Source records
#####
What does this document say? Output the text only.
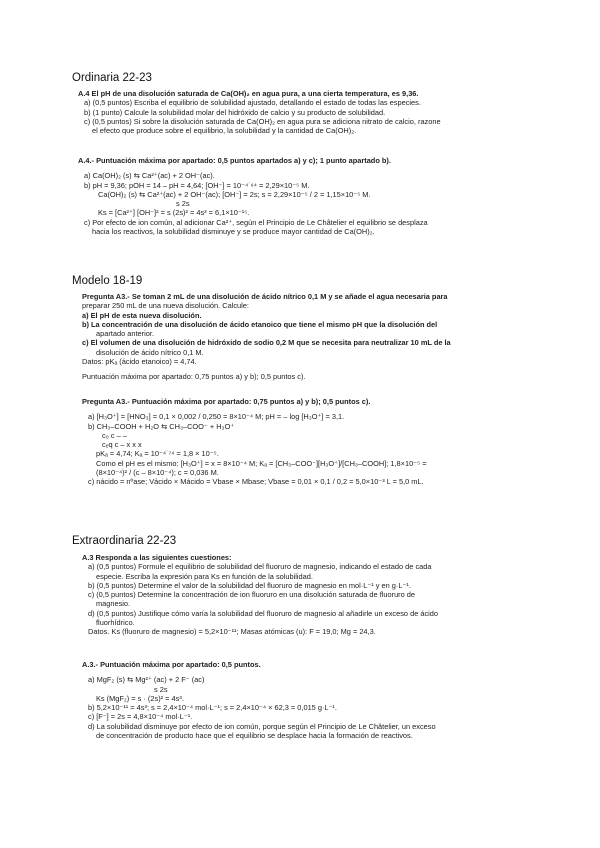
Ordinaria 22-23

A.4 El pH de una disolución saturada de Ca(OH)₂ en agua pura, a una cierta temperatura, es 9,36.

a) (0,5 puntos) Escriba el equilibrio de solubilidad ajustado, detallando el estado de todas las especies.

b) (1 punto) Calcule la solubilidad molar del hidróxido de calcio y su producto de solubilidad.

c) (0,5 puntos) Si sobre la disolución saturada de Ca(OH)₂ en agua pura se adiciona nitrato de calcio, razone

el efecto que produce sobre el equilibrio, la solubilidad y la cantidad de Ca(OH)₂.

A.4.- Puntuación máxima por apartado: 0,5 puntos apartados a) y c); 1 punto apartado b).

a) Ca(OH)₂ (s) ⇆ Ca²⁺(ac) + 2 OH⁻(ac).

b) pH = 9,36; pOH = 14 – pH = 4,64; [OH⁻] = 10⁻⁴˙⁶⁴ = 2,29×10⁻⁵ M.

Ca(OH)₂ (s) ⇆ Ca²⁺(ac) + 2 OH⁻(ac); [OH⁻] = 2s; s = 2,29×10⁻⁵ / 2 = 1,15×10⁻⁵ M.

s 2s

Ks = [Ca²⁺] [OH⁻]² = s (2s)² = 4s³ = 6,1×10⁻¹⁵.

c) Por efecto de ion común, al adicionar Ca²⁺, según el Principio de Le Châtelier el equilibrio se desplaza

hacia los reactivos, la solubilidad disminuye y se produce mayor cantidad de Ca(OH)₂.

Modelo 18-19

Pregunta A3.- Se toman 2 mL de una disolución de ácido nítrico 0,1 M y se añade el agua necesaria para

preparar 250 mL de una nueva disolución. Calcule:

a) El pH de esta nueva disolución.

b) La concentración de una disolución de ácido etanoico que tiene el mismo pH que la disolución del

apartado anterior.

c) El volumen de una disolución de hidróxido de sodio 0,2 M que se necesita para neutralizar 10 mL de la

disolución de ácido nítrico 0,1 M.

Datos: pKₐ (ácido etanoico) = 4,74.

Puntuación máxima por apartado: 0,75 puntos a) y b); 0,5 puntos c).

Pregunta A3.- Puntuación máxima por apartado: 0,75 puntos a) y b); 0,5 puntos c).

a) [H₃O⁺] = [HNO₃] = 0,1 × 0,002 / 0,250 = 8×10⁻⁴ M; pH = – log [H₃O⁺] = 3,1.

b) CH₃–COOH + H₂O ⇆ CH₃–COO⁻ + H₃O⁺

c₀ c – –

cₑq c – x x x

pKₐ = 4,74; Kₐ = 10⁻⁴˙⁷⁴ = 1,8 × 10⁻⁵.

Como el pH es el mismo: [H₃O⁺] = x = 8×10⁻⁴ M; Kₐ = [CH₃–COO⁻][H₃O⁺]/[CH₃–COOH]; 1,8×10⁻⁵ =

(8×10⁻⁴)² / (c – 8×10⁻⁴); c = 0,036 M.

c) nácido = nºase; Vácido × Mácido = Vbase × Mbase; Vbase = 0,01 × 0,1 / 0,2 = 5,0×10⁻³ L = 5,0 mL.

Extraordinaria 22-23

A.3 Responda a las siguientes cuestiones:

a) (0,5 puntos) Formule el equilibrio de solubilidad del fluoruro de magnesio, indicando el estado de cada

especie. Escriba la expresión para Ks en función de la solubilidad.

b) (0,5 puntos) Determine el valor de la solubilidad del fluoruro de magnesio en mol·L⁻¹ y en g·L⁻¹.

c) (0,5 puntos) Determine la concentración de ion fluoruro en una disolución saturada de fluoruro de

magnesio.

d) (0,5 puntos) Justifique cómo varía la solubilidad del fluoruro de magnesio al añadirle un exceso de ácido

fluorhídrico.

Datos. Ks (fluoruro de magnesio) = 5,2×10⁻¹¹; Masas atómicas (u): F = 19,0; Mg = 24,3.

A.3.- Puntuación máxima por apartado: 0,5 puntos.

a) MgF₂ (s) ⇆ Mg²⁺ (ac) + 2 F⁻ (ac)

s 2s

Ks (MgF₂) = s · (2s)² = 4s³.

b) 5,2×10⁻¹¹ = 4s³; s = 2,4×10⁻⁴ mol·L⁻¹; s = 2,4×10⁻⁴ × 62,3 = 0,015 g·L⁻¹.

c) [F⁻] = 2s = 4,8×10⁻⁴ mol·L⁻¹.

d) La solubilidad disminuye por efecto de ion común, porque según el Principio de Le Châtelier, un exceso

de concentración de producto hace que el equilibrio se desplace hacia la formación de reactivos.
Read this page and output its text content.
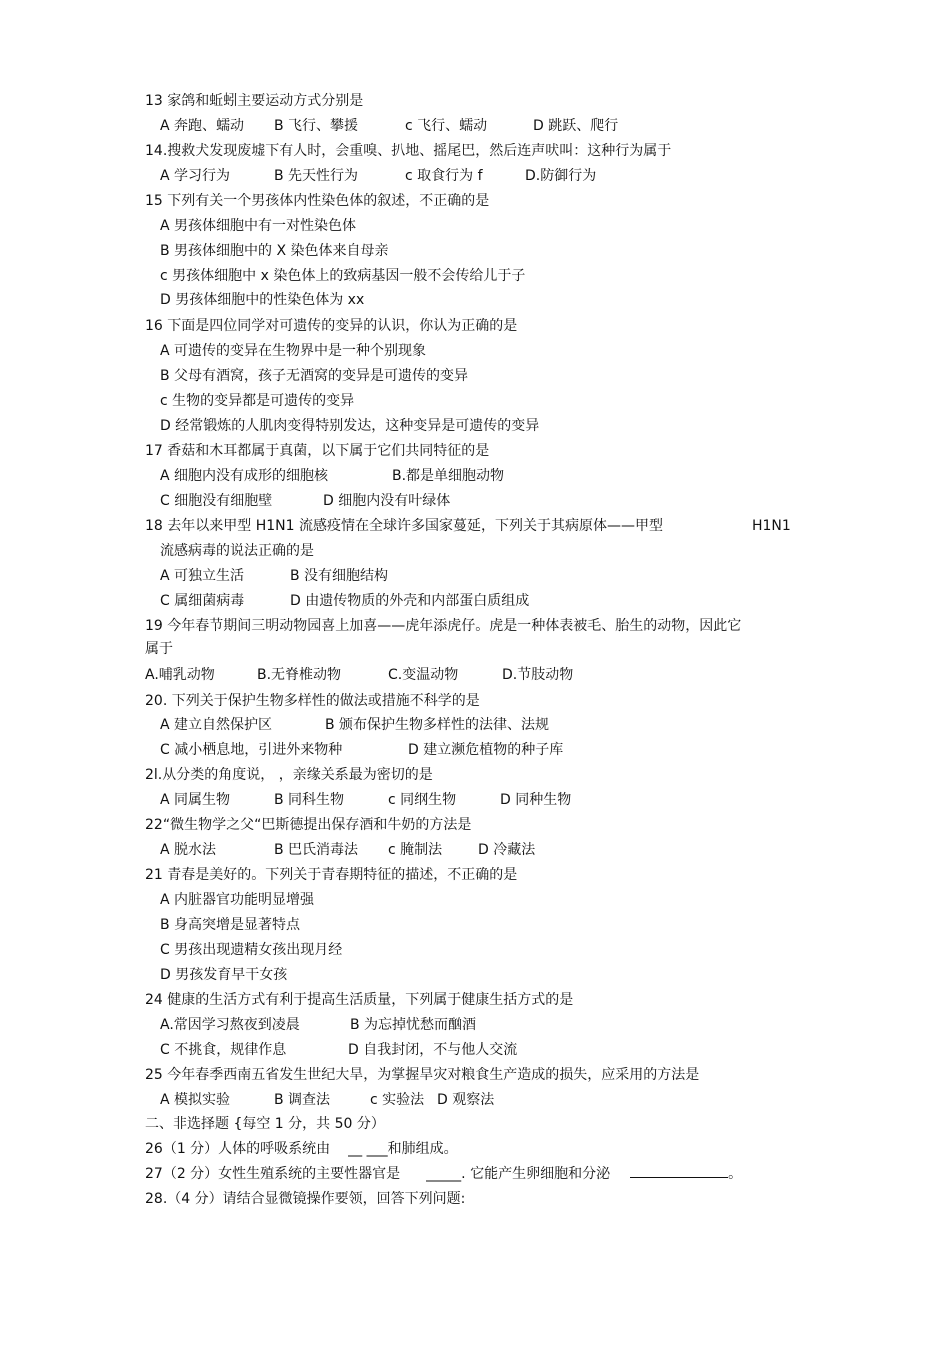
13 家鸽和蚯蚓主要运动方式分别是
A 奔跑、蠕动 B 飞行、攀援	c 飞行、蠕动	D 跳跃、爬行
14.搜救犬发现废墟下有人时，会重嗅、扒地、摇尾巴，然后连声吠叫：这种行为属于
A 学习行为	B 先天性行为	c 取食行为 f	D.防御行为
15 下列有关一个男孩体内性染色体的叙述，不正确的是
A 男孩体细胞中有一对性染色体
B 男孩体细胞中的 X 染色体来自母亲
c 男孩体细胞中 x 染色体上的致病基因一般不会传给儿于子
D 男孩体细胞中的性染色体为 xx
16 下面是四位同学对可遗传的变异的认识，你认为正确的是
A 可遗传的变异在生物界中是一种个别现象
B 父母有酒窝，孩子无酒窝的变异是可遗传的变异
c 生物的变异都是可遗传的变异
D 经常锻炼的人肌肉变得特别发达，这种变异是可遗传的变异
17 香菇和木耳都属于真菌，以下属于它们共同特征的是
A 细胞内没有成形的细胞核	B.都是单细胞动物
C 细胞没有细胞壁	D 细胞内没有叶绿体
18 去年以来甲型 H1N1 流感疫情在全球许多国家蔓延，下列关于其病原体——甲型	H1N1
流感病毒的说法正确的是
A 可独立生活	B 没有细胞结构
C 属细菌病毒	D 由遗传物质的外壳和内部蛋白质组成
19 今年春节期间三明动物园喜上加喜——虎年添虎仔。虎是一种体表被毛、胎生的动物，因此它
属于
A.哺乳动物	B.无脊椎动物	C.变温动物	D.节肢动物
20. 下列关于保护生物多样性的做法或措施不科学的是
A 建立自然保护区	B 颁布保护生物多样性的法律、法规
C 减小栖息地，引进外来物种	D 建立濒危植物的种子库
2l.从分类的角度说， ，亲缘关系最为密切的是
A 同属生物	B 同科生物	c 同纲生物	D 同种生物
22“微生物学之父“巴斯德提出保存酒和牛奶的方法是
A 脱水法	B 巴氏消毒法 c 腌制法	D 冷藏法
21 青春是美好的。下列关于青春期特征的描述，不正确的是
A 内脏器官功能明显增强
B 身高突增是显著特点
C 男孩出现遗精女孩出现月经
D 男孩发育早干女孩
24 健康的生活方式有利于提高生活质量，下列属于健康生括方式的是
A.常因学习熬夜到凌晨	B 为忘掉忧愁而酗酒
C 不挑食，规律作息	D 自我封闭，不与他人交流
25 今年春季西南五省发生世纪大旱，为掌握旱灾对粮食生产造成的损失，应采用的方法是
A 模拟实验	B 调查法	c 实验法 D 观察法
二、非选择题 {每空 1 分，共 50 分）
26（1 分）人体的呼吸系统由 __ ___和肺组成。
27（2 分）女性生殖系统的主要性器官是 _____. 它能产生卵细胞和分泌	。
28.（4 分）请结合显微镜操作要领，回答下列问题:
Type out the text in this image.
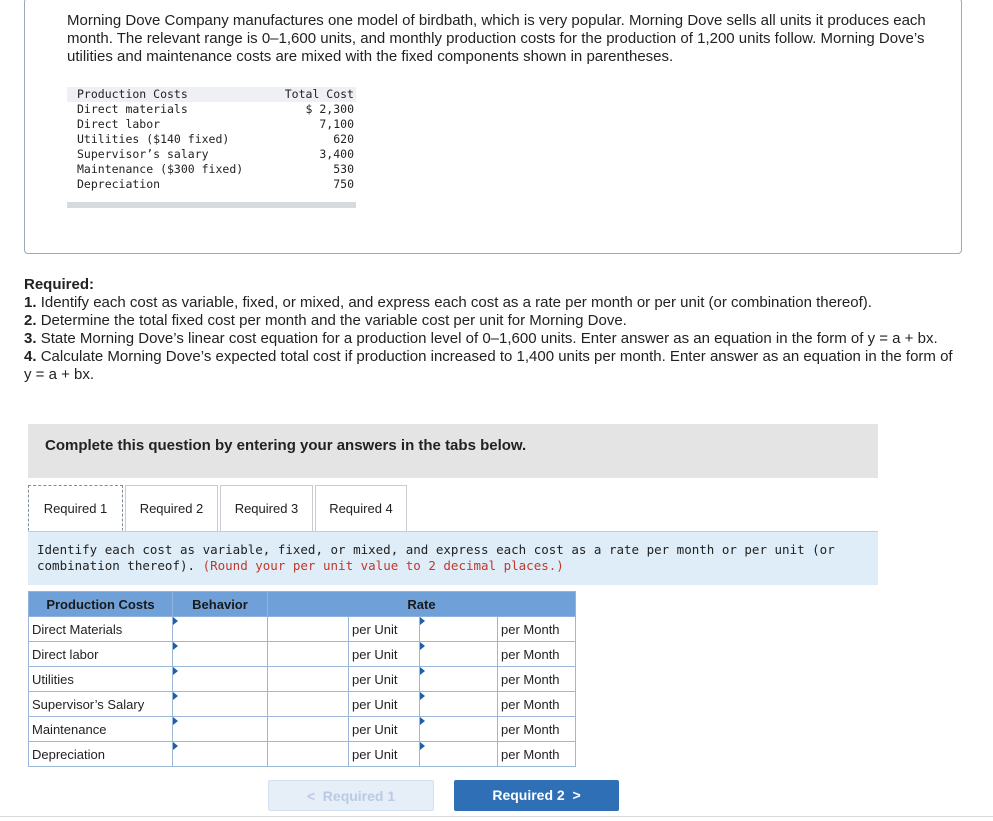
Morning Dove Company manufactures one model of birdbath, which is very popular. Morning Dove sells all units it produces each month. The relevant range is 0–1,600 units, and monthly production costs for the production of 1,200 units follow. Morning Dove’s utilities and maintenance costs are mixed with the fixed components shown in parentheses.
Production Costs	Total Cost
Direct materials	$ 2,300
Direct labor	7,100
Utilities ($140 fixed)	620
Supervisor’s salary	3,400
Maintenance ($300 fixed)	530
Depreciation	750
Required:
1. Identify each cost as variable, fixed, or mixed, and express each cost as a rate per month or per unit (or combination thereof).
2. Determine the total fixed cost per month and the variable cost per unit for Morning Dove.
3. State Morning Dove’s linear cost equation for a production level of 0–1,600 units. Enter answer as an equation in the form of y = a + bx.
4. Calculate Morning Dove’s expected total cost if production increased to 1,400 units per month. Enter answer as an equation in the form of y = a + bx.
Complete this question by entering your answers in the tabs below.
Required 1	Required 2	Required 3	Required 4
Identify each cost as variable, fixed, or mixed, and express each cost as a rate per month or per unit (or combination thereof). (Round your per unit value to 2 decimal places.)
Production Costs	Behavior	Rate			
Direct Materials			per Unit		per Month
Direct labor			per Unit		per Month
Utilities			per Unit		per Month
Supervisor’s Salary			per Unit		per Month
Maintenance			per Unit		per Month
Depreciation			per Unit		per Month
< Required 1	Required 2 >
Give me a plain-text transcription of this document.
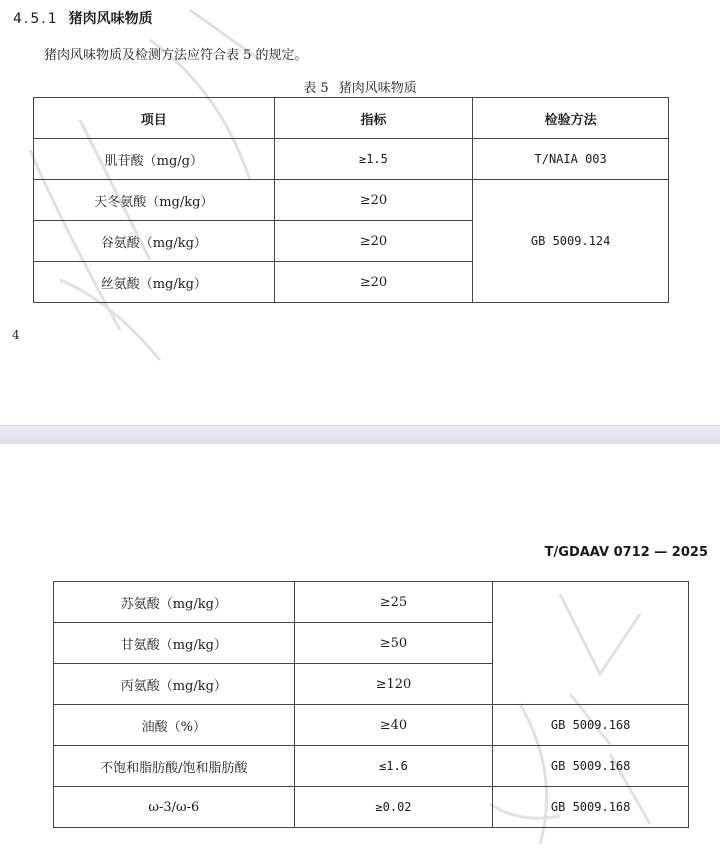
4.5.1 猪肉风味物质
猪肉风味物质及检测方法应符合表 5 的规定。
表 5 猪肉风味物质
项目	指标	检验方法
肌苷酸（mg/g）	≥1.5	T/NAIA 003
天冬氨酸（mg/kg）	≥20	GB 5009.124
谷氨酸（mg/kg）	≥20	
丝氨酸（mg/kg）	≥20	
4
T/GDAAV 0712 — 2025
苏氨酸（mg/kg）	≥25	
甘氨酸（mg/kg）	≥50	
丙氨酸（mg/kg）	≥120	
油酸（%）	≥40	GB 5009.168
不饱和脂肪酸/饱和脂肪酸	≤1.6	GB 5009.168
ω-3/ω-6	≥0.02	GB 5009.168
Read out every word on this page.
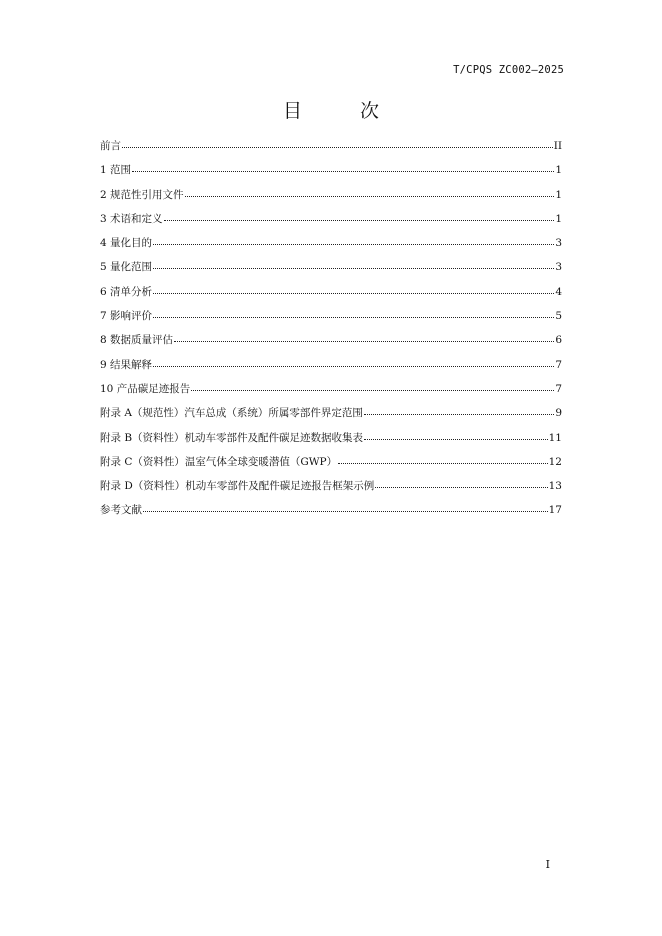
T/CPQS ZC002—2025
目 次
前言	II
1 范围	1
2 规范性引用文件	1
3 术语和定义	1
4 量化目的	3
5 量化范围	3
6 清单分析	4
7 影响评价	5
8 数据质量评估	6
9 结果解释	7
10 产品碳足迹报告	7
附录 A（规范性）汽车总成（系统）所属零部件界定范围	9
附录 B（资料性）机动车零部件及配件碳足迹数据收集表	11
附录 C（资料性）温室气体全球变暖潜值（GWP）	12
附录 D（资料性）机动车零部件及配件碳足迹报告框架示例	13
参考文献	17
I
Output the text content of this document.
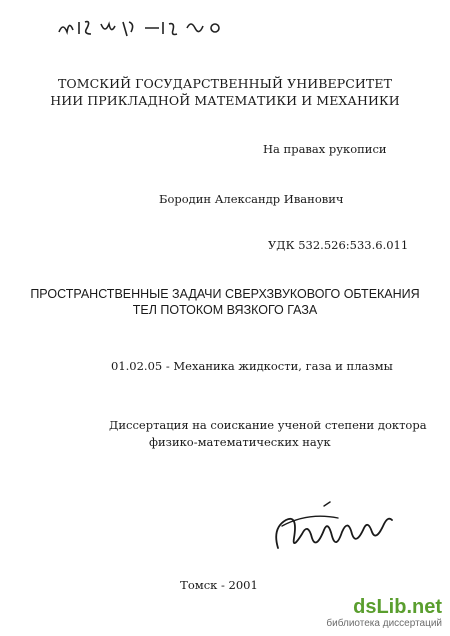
ТОМСКИЙ ГОСУДАРСТВЕННЫЙ УНИВЕРСИТЕТ
НИИ ПРИКЛАДНОЙ МАТЕМАТИКИ И МЕХАНИКИ
На правах рукописи
Бородин Александр Иванович
УДК 532.526:533.6.011
ПРОСТРАНСТВЕННЫЕ ЗАДАЧИ СВЕРХЗВУКОВОГО ОБТЕКАНИЯ
ТЕЛ ПОТОКОМ ВЯЗКОГО ГАЗА
01.02.05 - Механика жидкости, газа и плазмы
Диссертация на соискание ученой степени доктора
физико-математических наук
Томск - 2001
dsLib.net
библиотека диссертаций
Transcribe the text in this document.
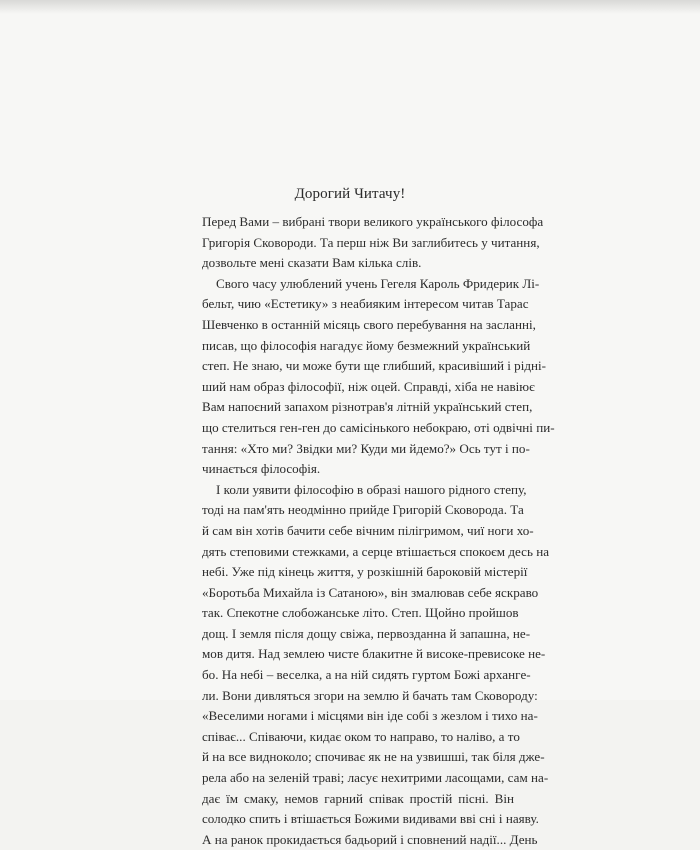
Дорогий Читачу!
Перед Вами – вибрані твори великого українського філософа
Григорія Сковороди. Та перш ніж Ви заглибитесь у читання,
дозвольте мені сказати Вам кілька слів.
Свого часу улюблений учень Гегеля Кароль Фридерик Лі-
бельт, чию «Естетику» з неабияким інтересом читав Тарас
Шевченко в останній місяць свого перебування на засланні,
писав, що філософія нагадує йому безмежний український
степ. Не знаю, чи може бути ще глибший, красивіший і рідні-
ший нам образ філософії, ніж оцей. Справді, хіба не навіює
Вам напоєний запахом різнотрав'я літній український степ,
що стелиться ген-ген до самісінького небокраю, оті одвічні пи-
тання: «Хто ми? Звідки ми? Куди ми йдемо?» Ось тут і по-
чинається філософія.
І коли уявити філософію в образі нашого рідного степу,
тоді на пам'ять неодмінно прийде Григорій Сковорода. Та
й сам він хотів бачити себе вічним пілігримом, чиї ноги хо-
дять степовими стежками, а серце втішається спокоєм десь на
небі. Уже під кінець життя, у розкішній бароковій містерії
«Боротьба Михайла із Сатаною», він змалював себе яскраво
так. Спекотне слобожанське літо. Степ. Щойно пройшов
дощ. І земля після дощу свіжа, первозданна й запашна, не-
мов дитя. Над землею чисте блакитне й високе-превисоке не-
бо. На небі – веселка, а на ній сидять гуртом Божі архангe-
ли. Вони дивляться згори на землю й бачать там Сковороду:
«Веселими ногами і місцями він іде собі з жезлом і тихо на-
співає... Співаючи, кидає оком то направо, то наліво, а то
й на все видноколо; спочиває як не на узвишші, так біля дже-
рела або на зеленій траві; ласує нехитрими ласощами, сам на-
дає їм смаку, немов гарний співак простій пісні. Він
солодко спить і втішається Божими видивами вві сні і наяву.
А на ранок прокидається бадьорий і сповнений надії... День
#####
- WHAT TO PRODUCE
Return all lines of the material above in which the word "nueva" occurs.

- CORRECT OUTPUT
preparar 250 mL de una nueva disolución. Calcule:
a) El pH de esta nueva disolución.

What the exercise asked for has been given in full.